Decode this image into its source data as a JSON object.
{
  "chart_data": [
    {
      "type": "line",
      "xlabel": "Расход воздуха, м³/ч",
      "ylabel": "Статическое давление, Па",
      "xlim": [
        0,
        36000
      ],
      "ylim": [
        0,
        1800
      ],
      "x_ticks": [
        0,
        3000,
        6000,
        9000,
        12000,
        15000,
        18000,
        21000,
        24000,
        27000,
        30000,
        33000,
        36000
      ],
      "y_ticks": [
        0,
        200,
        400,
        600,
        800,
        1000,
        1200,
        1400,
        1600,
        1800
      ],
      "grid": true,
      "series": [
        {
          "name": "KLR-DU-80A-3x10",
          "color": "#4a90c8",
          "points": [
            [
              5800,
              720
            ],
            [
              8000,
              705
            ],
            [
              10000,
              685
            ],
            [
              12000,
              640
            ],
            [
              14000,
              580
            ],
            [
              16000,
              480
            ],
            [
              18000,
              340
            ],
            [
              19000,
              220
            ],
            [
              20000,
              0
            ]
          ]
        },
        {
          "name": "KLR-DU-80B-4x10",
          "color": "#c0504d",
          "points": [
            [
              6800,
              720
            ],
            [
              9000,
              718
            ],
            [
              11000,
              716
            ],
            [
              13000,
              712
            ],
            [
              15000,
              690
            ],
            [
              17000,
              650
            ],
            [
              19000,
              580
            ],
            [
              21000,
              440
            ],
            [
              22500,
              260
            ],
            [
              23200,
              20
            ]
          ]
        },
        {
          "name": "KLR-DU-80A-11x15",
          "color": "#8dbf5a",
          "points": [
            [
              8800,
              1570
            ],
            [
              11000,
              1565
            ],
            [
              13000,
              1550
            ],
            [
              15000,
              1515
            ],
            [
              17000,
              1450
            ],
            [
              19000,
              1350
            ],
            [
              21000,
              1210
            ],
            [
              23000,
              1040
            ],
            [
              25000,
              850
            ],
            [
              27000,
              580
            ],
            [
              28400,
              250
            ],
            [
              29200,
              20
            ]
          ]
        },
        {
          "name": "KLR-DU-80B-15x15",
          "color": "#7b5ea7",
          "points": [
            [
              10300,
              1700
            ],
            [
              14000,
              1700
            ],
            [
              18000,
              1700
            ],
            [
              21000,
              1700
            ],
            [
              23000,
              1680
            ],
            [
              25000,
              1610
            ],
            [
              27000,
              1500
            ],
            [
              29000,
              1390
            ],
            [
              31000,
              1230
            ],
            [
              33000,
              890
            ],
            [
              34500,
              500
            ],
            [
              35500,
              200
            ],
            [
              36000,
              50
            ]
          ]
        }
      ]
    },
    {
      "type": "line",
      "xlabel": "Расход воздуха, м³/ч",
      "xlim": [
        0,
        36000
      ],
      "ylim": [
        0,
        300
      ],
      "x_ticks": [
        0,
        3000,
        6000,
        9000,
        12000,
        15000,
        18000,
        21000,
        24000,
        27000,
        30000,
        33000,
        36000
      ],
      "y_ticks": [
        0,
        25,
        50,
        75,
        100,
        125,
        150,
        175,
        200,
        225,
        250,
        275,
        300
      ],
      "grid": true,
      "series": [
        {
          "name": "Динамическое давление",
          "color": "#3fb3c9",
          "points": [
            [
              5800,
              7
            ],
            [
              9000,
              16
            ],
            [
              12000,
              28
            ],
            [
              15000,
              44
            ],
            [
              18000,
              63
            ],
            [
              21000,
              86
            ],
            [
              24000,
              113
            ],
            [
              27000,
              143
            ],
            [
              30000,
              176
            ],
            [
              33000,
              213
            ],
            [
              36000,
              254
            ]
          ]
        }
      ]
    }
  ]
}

+ + + + + + +

Written problem >> List every line above containing the word "name".

Written response >>
          "name": "KLR-DU-80A-3x10",
          "name": "KLR-DU-80B-4x10",
          "name": "KLR-DU-80A-11x15",
          "name": "KLR-DU-80B-15x15",
          "name": "Динамическое давление",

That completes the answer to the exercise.